» **DIRECTIONS**:
**1.** In the forum thread about sprint-board work, what does the reply explain about a manager expecting another 6 months before the poster can work on longer-term objectives? Answer in one to three sentences.
**2.** Answer these questions using facts from the forum thread about sprint-board work:
(a) How long has the original poster been at this job?
(b) In what units does the poster now say their deliverables are measured, and what units did they replace?
(c) What does the first example task quoted near the end ask to be done with a button?
**3.** Continue the forum thread about sprint-board work from where it stops.

Seems like I went backwards from delivering projects / objectives / key results to delivering bug fixes and completing tasks from a sprint board.

My deliverables are measured in days instead of quarters / semesters now.

Being given tasks now instead of creating for myself and sometimes giving them to others.

Manager says I should expect to get some OKRs of my own in like 6 more months. Since I've been here 3 months it'll be about 9 months total till then.

Does that sound typical?

oliveoil fucked around with this message at 00:00 on Mar 9, 2022

Ensign Expendable
Nov 11, 2008

Lager beer is proof that god loves us
Pillbug
If you're a developer then all of your tasks are going to be on the sprint board. If your manager thinks that it's going to be another 6 months before you can start to work on longer term objectives that means:

a) your product is a disaster and it will take until then to free up room in the sprint for anything you can build on.

b) you're very junior and your manager doesn't feel that you're ready for larger tasks.

Possibly both!

oliveoil
Apr 22, 2016
This is the time first I've had my work on a sprint board in 10 years, so I'm not sure if it's just the way the team works, but setting aside the detail of whether a sprint board is used or not, it seems like the scope of my work is drastically more narrow.

Just seems really dull to receive task, poo poo out code, get next task.

"Move this button from section A to section B"

"This other button doesn't do anything when clicked, but it should do Z, please fix"

"There's this one background request that should be made but it's not happening, please fix"

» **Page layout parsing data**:

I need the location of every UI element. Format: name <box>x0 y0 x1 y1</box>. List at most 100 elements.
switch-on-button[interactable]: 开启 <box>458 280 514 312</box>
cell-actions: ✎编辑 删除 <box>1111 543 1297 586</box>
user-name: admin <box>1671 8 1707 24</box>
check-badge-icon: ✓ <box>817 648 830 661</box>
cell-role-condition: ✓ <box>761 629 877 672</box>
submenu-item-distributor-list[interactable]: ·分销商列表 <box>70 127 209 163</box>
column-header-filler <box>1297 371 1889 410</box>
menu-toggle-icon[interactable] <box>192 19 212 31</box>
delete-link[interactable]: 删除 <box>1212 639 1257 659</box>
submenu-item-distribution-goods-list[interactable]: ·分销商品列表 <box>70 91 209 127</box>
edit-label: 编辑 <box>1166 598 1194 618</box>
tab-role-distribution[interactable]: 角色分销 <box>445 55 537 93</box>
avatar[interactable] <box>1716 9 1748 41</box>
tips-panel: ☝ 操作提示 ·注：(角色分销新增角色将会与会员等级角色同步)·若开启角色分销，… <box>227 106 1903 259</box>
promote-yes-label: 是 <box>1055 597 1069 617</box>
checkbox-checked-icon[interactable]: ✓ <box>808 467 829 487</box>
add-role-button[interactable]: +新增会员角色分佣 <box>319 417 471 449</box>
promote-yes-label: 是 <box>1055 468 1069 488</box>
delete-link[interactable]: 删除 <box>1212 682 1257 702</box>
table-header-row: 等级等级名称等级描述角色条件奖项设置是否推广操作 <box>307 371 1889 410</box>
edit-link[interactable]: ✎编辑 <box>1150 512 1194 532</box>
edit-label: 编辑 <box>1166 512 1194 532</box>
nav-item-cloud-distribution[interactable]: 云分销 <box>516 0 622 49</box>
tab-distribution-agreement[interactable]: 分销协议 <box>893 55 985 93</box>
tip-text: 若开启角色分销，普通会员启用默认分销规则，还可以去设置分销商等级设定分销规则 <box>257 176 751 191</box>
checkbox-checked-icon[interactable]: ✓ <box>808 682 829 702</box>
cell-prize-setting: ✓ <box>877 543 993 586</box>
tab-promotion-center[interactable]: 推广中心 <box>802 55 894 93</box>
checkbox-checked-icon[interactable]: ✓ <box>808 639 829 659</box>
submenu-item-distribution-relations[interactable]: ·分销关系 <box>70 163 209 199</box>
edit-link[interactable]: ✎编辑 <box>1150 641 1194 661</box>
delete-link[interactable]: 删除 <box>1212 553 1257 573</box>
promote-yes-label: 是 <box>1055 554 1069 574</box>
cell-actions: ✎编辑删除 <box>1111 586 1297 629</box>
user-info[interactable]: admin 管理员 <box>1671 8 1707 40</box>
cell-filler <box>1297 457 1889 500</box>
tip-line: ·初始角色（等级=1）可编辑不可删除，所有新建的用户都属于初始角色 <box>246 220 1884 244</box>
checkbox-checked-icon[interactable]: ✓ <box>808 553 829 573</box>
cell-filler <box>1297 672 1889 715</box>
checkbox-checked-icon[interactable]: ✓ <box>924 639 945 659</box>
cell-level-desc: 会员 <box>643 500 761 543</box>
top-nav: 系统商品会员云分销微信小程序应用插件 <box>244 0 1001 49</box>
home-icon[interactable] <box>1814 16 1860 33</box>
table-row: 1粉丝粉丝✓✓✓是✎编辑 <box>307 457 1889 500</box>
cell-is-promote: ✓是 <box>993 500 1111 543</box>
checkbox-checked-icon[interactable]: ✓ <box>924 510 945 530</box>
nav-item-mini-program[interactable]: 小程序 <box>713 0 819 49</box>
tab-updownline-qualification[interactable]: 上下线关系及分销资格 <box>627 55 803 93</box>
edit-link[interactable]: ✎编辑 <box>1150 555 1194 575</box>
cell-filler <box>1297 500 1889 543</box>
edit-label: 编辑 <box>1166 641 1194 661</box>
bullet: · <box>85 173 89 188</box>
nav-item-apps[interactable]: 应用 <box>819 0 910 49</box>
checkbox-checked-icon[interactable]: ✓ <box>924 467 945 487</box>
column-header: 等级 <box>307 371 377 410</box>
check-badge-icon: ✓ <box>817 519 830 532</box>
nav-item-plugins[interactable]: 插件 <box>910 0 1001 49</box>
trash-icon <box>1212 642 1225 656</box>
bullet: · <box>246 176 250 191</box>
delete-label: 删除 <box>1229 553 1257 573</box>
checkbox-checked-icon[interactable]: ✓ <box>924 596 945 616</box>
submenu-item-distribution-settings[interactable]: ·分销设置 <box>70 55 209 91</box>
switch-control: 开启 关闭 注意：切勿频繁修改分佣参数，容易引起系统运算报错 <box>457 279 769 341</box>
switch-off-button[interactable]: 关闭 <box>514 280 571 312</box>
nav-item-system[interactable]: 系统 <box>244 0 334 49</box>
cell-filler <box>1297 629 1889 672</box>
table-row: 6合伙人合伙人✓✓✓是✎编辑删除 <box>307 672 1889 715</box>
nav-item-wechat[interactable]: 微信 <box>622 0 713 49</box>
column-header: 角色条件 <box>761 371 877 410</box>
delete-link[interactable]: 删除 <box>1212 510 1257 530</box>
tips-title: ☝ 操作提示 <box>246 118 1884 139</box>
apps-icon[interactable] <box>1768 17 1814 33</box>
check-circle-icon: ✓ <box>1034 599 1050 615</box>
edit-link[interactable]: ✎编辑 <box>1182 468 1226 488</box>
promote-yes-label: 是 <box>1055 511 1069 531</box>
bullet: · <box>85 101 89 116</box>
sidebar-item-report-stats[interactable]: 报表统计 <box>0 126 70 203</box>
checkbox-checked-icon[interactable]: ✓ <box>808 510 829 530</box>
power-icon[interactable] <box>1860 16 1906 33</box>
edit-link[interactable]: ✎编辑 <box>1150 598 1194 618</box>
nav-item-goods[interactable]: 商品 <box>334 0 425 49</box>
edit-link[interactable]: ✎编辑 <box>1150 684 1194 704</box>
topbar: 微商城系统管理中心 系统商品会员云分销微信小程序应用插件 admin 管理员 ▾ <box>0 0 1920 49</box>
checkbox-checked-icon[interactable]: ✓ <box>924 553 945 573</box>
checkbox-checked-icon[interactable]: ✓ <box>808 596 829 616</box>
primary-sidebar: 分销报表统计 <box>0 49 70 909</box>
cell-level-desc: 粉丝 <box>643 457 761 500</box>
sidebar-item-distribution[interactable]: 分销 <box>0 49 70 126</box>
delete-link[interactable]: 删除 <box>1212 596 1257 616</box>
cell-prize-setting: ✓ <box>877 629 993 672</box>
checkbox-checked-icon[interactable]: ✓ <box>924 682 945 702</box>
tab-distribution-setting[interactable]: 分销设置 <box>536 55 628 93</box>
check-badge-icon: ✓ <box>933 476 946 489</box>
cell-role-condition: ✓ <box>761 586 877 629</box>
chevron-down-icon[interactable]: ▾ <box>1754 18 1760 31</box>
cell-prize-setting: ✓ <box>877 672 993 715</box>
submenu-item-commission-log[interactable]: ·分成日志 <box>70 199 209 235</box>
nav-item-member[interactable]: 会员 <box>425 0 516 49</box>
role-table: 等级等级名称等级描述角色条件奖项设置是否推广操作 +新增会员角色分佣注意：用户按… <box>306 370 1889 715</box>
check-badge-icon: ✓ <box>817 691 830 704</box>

» **ANSWER SECTION**:
**1.** The reply says the delay means either the product is a disaster and it will take until then to free up room in the sprint for anything the poster can build on, or the poster is very junior and the manager doesn't feel they're ready for larger tasks. It adds that both could be true.

**2.**
(a) 3 months.
(b) Days, instead of quarters or semesters.
(c) Move it from section A to section B.

**3.**
There's no thought to anything I've worked on so far.

oliveoil fucked around with this message at 01:57 on Mar 9, 2022

ultrafilter
Aug 23, 2007

It's okay if you have any questions.


Is this a new position/team/codebase?

oliveoil
Apr 22, 2016

ultrafilter posted:

Is this a new position/team/codebase?

Yeah it's a new team. L4.

My previous team they just threw 4 small projects with separate codebases at me on day 1 as an L3.

One this team I'm three months in and I am not responsible for anything, I just receive task and output code.

However, on this team the codebase is massive.

I suspect that might be a contributing factor. There are so many people touching so many pars of it, surely that necessitates differences. But I'm not sure how much is inherent to the project and how much is me being switched to much simpler work.

oliveoil fucked around with this message at 00:49 on Mar 9, 2022

Jabor
Jul 16, 2010

#1 Loser at SpaceChem
If you are involved in sprint planning then there's nothing wrong with this - you plan out the work to be done over the next couple of weeks (taking into consideration what your project priorities are), and then you execute on that plan, and then you come back to do more planning.

If you're not involved in sprint planning even after three months that's a pretty bad sign. If it's because you're just mentally checking out of those meetings then it's entirely self-inflicted and you should think about changing that. If you're not invited to those meetings in the first place you should talk to your manager about how you want to be more involved.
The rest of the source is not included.